> _Recorded data_:
* start *
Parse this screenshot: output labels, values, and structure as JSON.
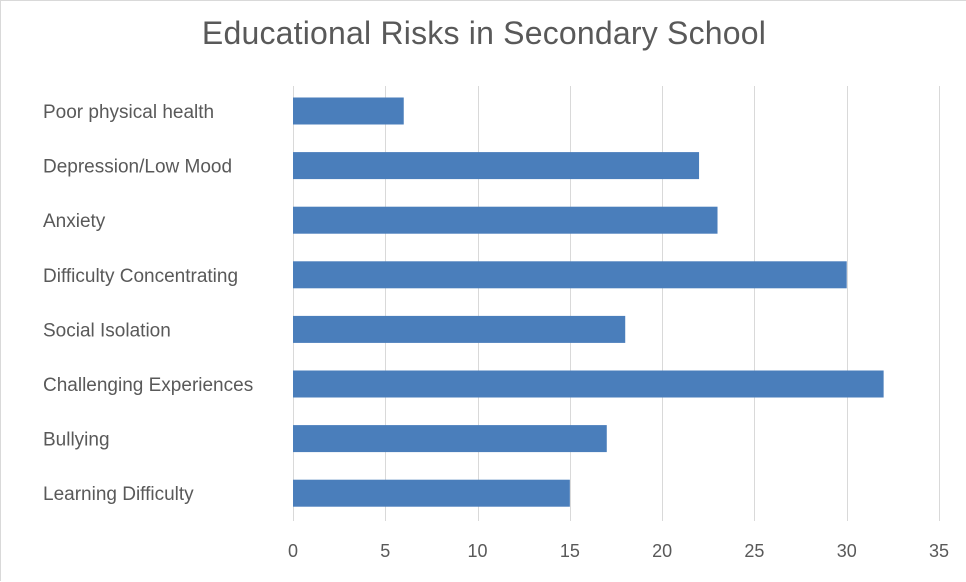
{
  "chart_data": {
    "type": "bar",
    "orientation": "horizontal",
    "title": "Educational Risks in Secondary School",
    "categories": [
      "Poor physical health",
      "Depression/Low Mood",
      "Anxiety",
      "Difficulty Concentrating",
      "Social Isolation",
      "Challenging Experiences",
      "Bullying",
      "Learning Difficulty"
    ],
    "values": [
      6,
      22,
      23,
      30,
      18,
      32,
      17,
      15
    ],
    "xlim": [
      0,
      35
    ],
    "xticks": [
      0,
      5,
      10,
      15,
      20,
      25,
      30,
      35
    ],
    "xlabel": "",
    "ylabel": "",
    "grid": true,
    "legend": "none",
    "bar_color": "#4a7ebb"
  }
}
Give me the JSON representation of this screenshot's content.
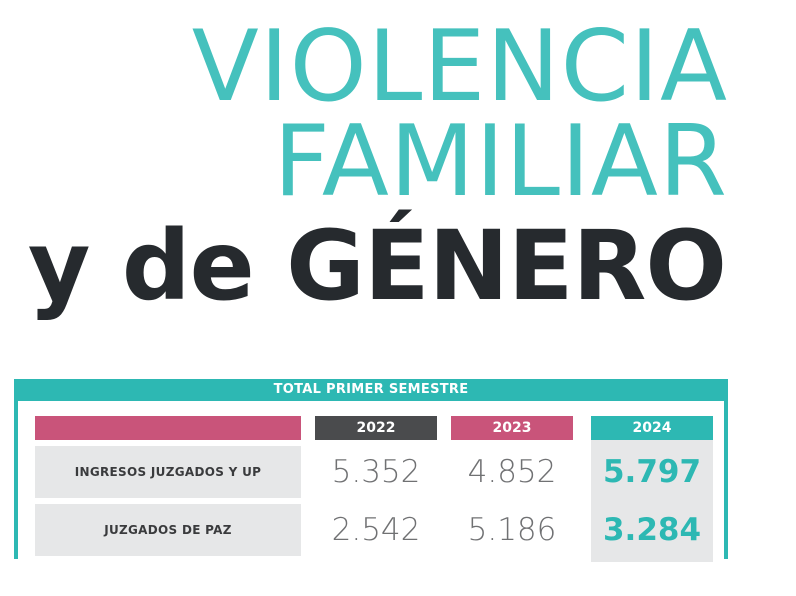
{
  "title": {
    "line1": "VIOLENCIA",
    "line2": "FAMILIAR",
    "line3": "y de GÉNERO"
  },
  "table": {
    "header": "TOTAL PRIMER SEMESTRE",
    "years": [
      "2022",
      "2023",
      "2024"
    ],
    "rows": [
      {
        "label": "INGRESOS JUZGADOS Y UP",
        "values": [
          "5.352",
          "4.852",
          "5.797"
        ]
      },
      {
        "label": "JUZGADOS DE PAZ",
        "values": [
          "2.542",
          "5.186",
          "3.284"
        ]
      }
    ]
  },
  "colors": {
    "teal": "#45c1bd",
    "teal_dark": "#2db8b3",
    "pink": "#c9547a",
    "dark_gray": "#4a4b4d",
    "title_dark": "#262a2e"
  }
}
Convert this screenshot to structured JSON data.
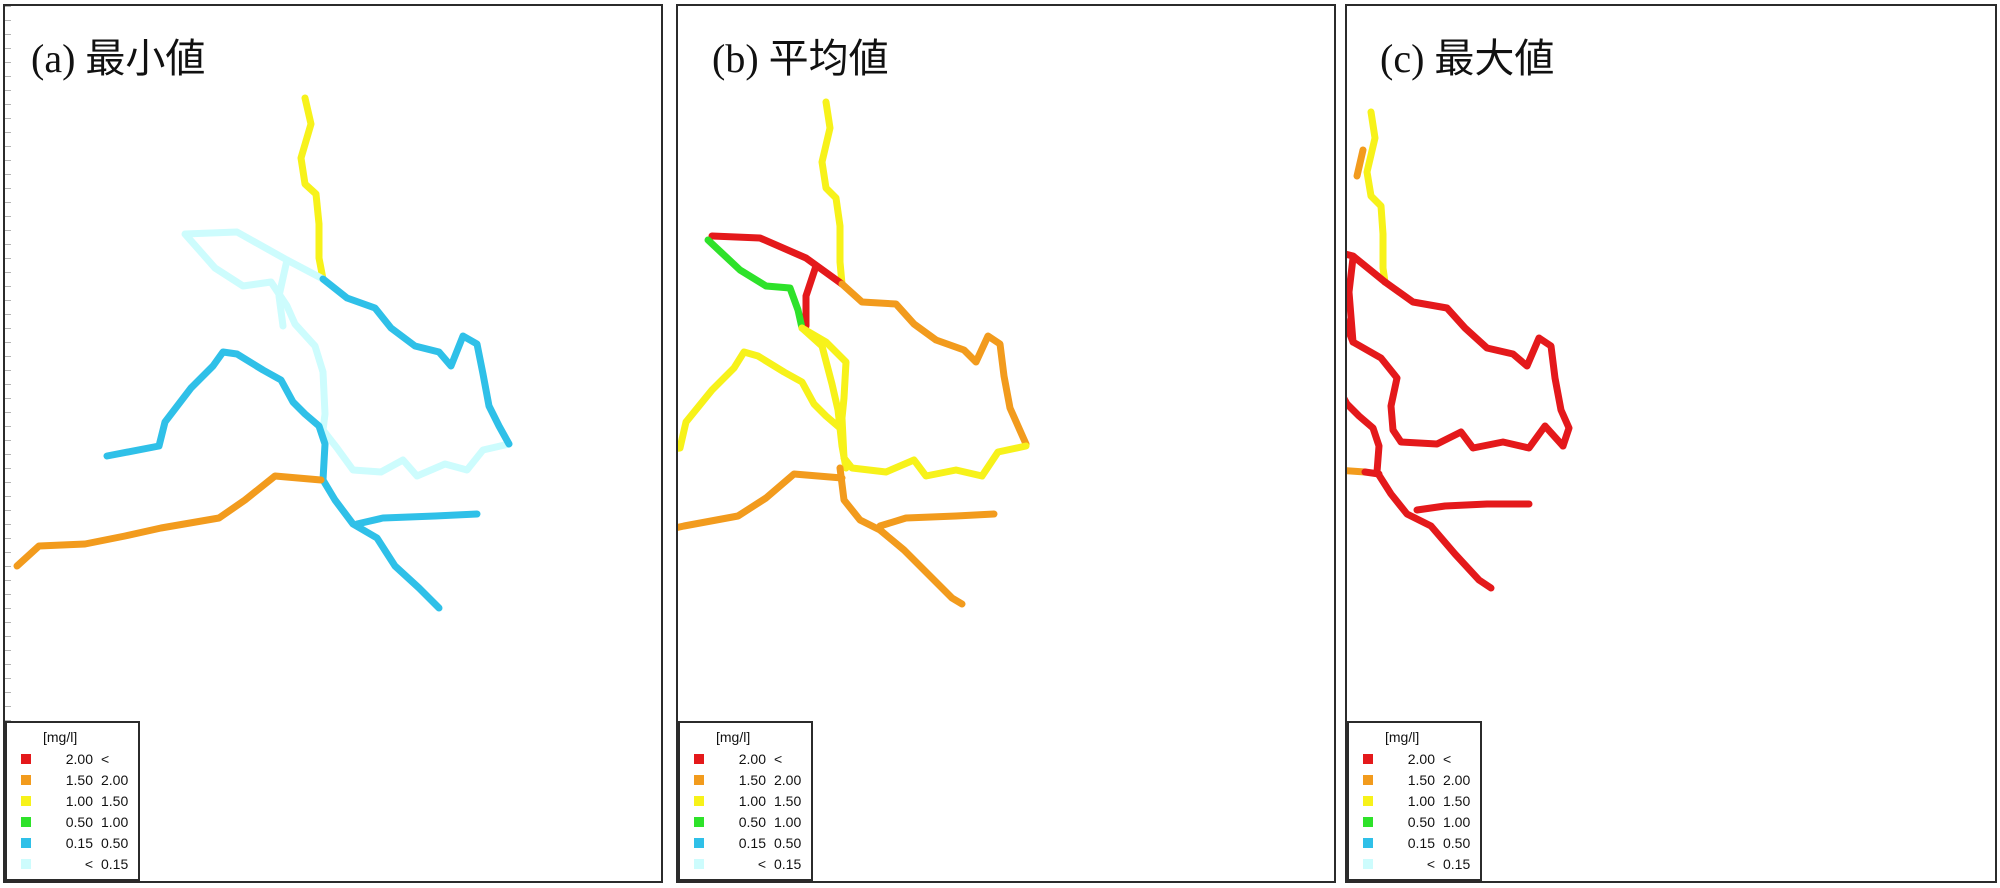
* end *
> _TO BE DONE_:
Exclude all images and restate the records above word for word.

> _RESPONSE TO THE TASK_:
Parse this screenshot: output labels, values, and structure as JSON.
{
  "chart_data": {
    "type": "bar",
    "orientation": "horizontal",
    "title": "Educational Risks in Secondary School",
    "categories": [
      "Poor physical health",
      "Depression/Low Mood",
      "Anxiety",
      "Difficulty Concentrating",
      "Social Isolation",
      "Challenging Experiences",
      "Bullying",
      "Learning Difficulty"
    ],
    "values": [
      6,
      22,
      23,
      30,
      18,
      32,
      17,
      15
    ],
    "xlim": [
      0,
      35
    ],
    "xticks": [
      0,
      5,
      10,
      15,
      20,
      25,
      30,
      35
    ],
    "xlabel": "",
    "ylabel": "",
    "grid": true,
    "legend": "none",
    "bar_color": "#4a7ebb"
  }
}
Give me the JSON representation of this screenshot's content.
{
  "title": {
    "line1": "VIOLENCIA",
    "line2": "FAMILIAR",
    "line3": "y de GÉNERO"
  },
  "table": {
    "header": "TOTAL PRIMER SEMESTRE",
    "years": [
      "2022",
      "2023",
      "2024"
    ],
    "rows": [
      {
        "label": "INGRESOS JUZGADOS Y UP",
        "values": [
          "5.352",
          "4.852",
          "5.797"
        ]
      },
      {
        "label": "JUZGADOS DE PAZ",
        "values": [
          "2.542",
          "5.186",
          "3.284"
        ]
      }
    ]
  },
  "colors": {
    "teal": "#45c1bd",
    "teal_dark": "#2db8b3",
    "pink": "#c9547a",
    "dark_gray": "#4a4b4d",
    "title_dark": "#262a2e"
  }
}
Convert this screenshot to structured JSON data.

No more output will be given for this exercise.